- **Supplied entries**:
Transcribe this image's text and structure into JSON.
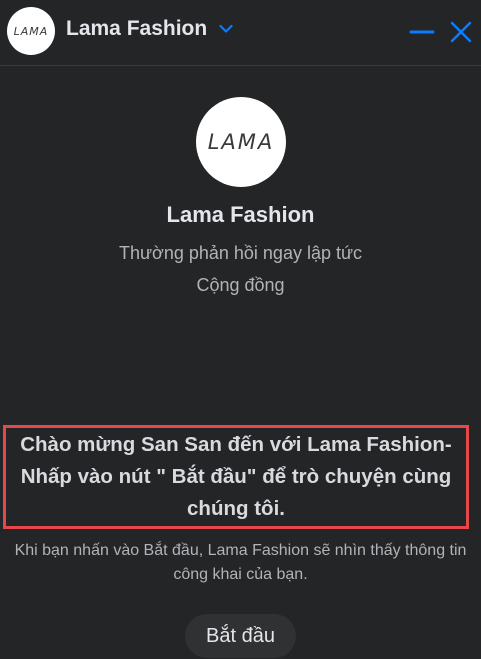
{
  "header": {
    "avatar_text": "LAMA",
    "title": "Lama Fashion"
  },
  "profile": {
    "avatar_text": "LAMA",
    "name": "Lama Fashion",
    "response_time": "Thường phản hồi ngay lập tức",
    "category": "Cộng đồng"
  },
  "welcome_message": "Chào mừng San San đến với Lama Fashion- Nhấp vào nút \" Bắt đầu\" để trò chuyện cùng chúng tôi.",
  "disclaimer": "Khi bạn nhấn vào Bắt đầu, Lama Fashion sẽ nhìn thấy thông tin công khai của bạn.",
  "start_button_label": "Bắt đầu",
  "colors": {
    "accent": "#0a7cff",
    "highlight_border": "#e5474b",
    "background": "#242526"
  },
  "icons": [
    "chevron-down-icon",
    "minimize-icon",
    "close-icon"
  ]
}
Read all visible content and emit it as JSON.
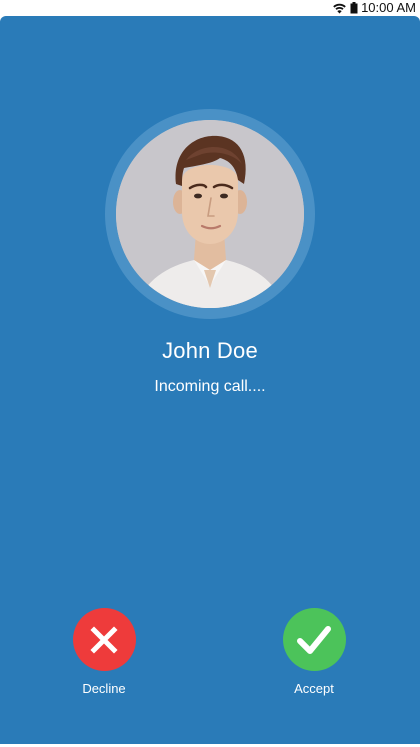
{
  "status_bar": {
    "time": "10:00 AM",
    "wifi_icon": "wifi-icon",
    "battery_icon": "battery-icon"
  },
  "call": {
    "caller_name": "John Doe",
    "status": "Incoming call....",
    "avatar_icon": "caller-avatar"
  },
  "actions": {
    "decline": {
      "label": "Decline",
      "icon": "close-icon",
      "color": "#ee3b3b"
    },
    "accept": {
      "label": "Accept",
      "icon": "check-icon",
      "color": "#4cc35a"
    }
  },
  "colors": {
    "background": "#2a7bb8",
    "avatar_ring": "#4a91c6"
  }
}
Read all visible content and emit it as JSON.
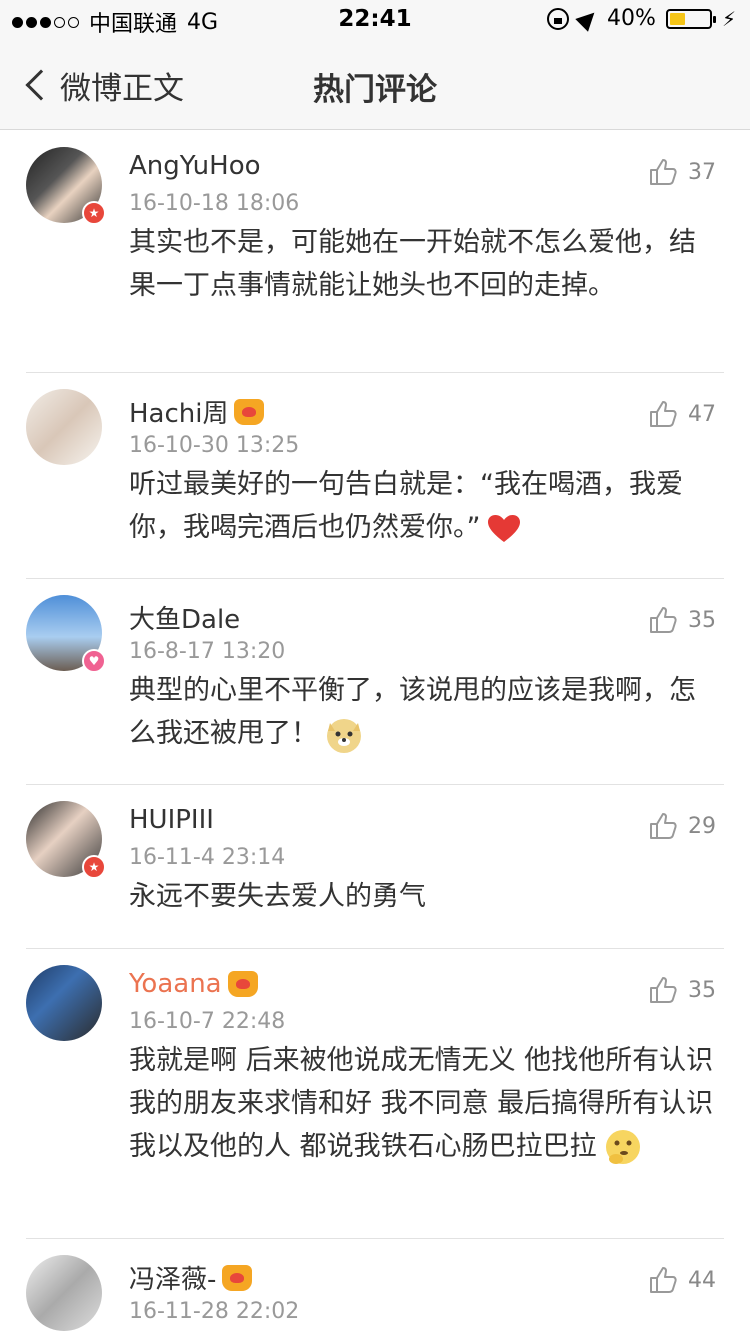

- **Directions for this task**: Your task is to set down the records shown above exactly, minus any pictures.

- **Expected answer**:
Transcribe this image's text and structure into JSON.
{
  "header": {
    "avatar_text": "LAMA",
    "title": "Lama Fashion"
  },
  "profile": {
    "avatar_text": "LAMA",
    "name": "Lama Fashion",
    "response_time": "Thường phản hồi ngay lập tức",
    "category": "Cộng đồng"
  },
  "welcome_message": "Chào mừng San San đến với Lama Fashion- Nhấp vào nút \" Bắt đầu\" để trò chuyện cùng chúng tôi.",
  "disclaimer": "Khi bạn nhấn vào Bắt đầu, Lama Fashion sẽ nhìn thấy thông tin công khai của bạn.",
  "start_button_label": "Bắt đầu",
  "colors": {
    "accent": "#0a7cff",
    "highlight_border": "#e5474b",
    "background": "#242526"
  },
  "icons": [
    "chevron-down-icon",
    "minimize-icon",
    "close-icon"
  ]
}
Read all visible content and emit it as JSON.
{
  "status_bar": {
    "time": "10:00 AM",
    "wifi_icon": "wifi-icon",
    "battery_icon": "battery-icon"
  },
  "call": {
    "caller_name": "John Doe",
    "status": "Incoming call....",
    "avatar_icon": "caller-avatar"
  },
  "actions": {
    "decline": {
      "label": "Decline",
      "icon": "close-icon",
      "color": "#ee3b3b"
    },
    "accept": {
      "label": "Accept",
      "icon": "check-icon",
      "color": "#4cc35a"
    }
  },
  "colors": {
    "background": "#2a7bb8",
    "avatar_ring": "#4a91c6"
  }
}
Read all visible content and emit it as JSON.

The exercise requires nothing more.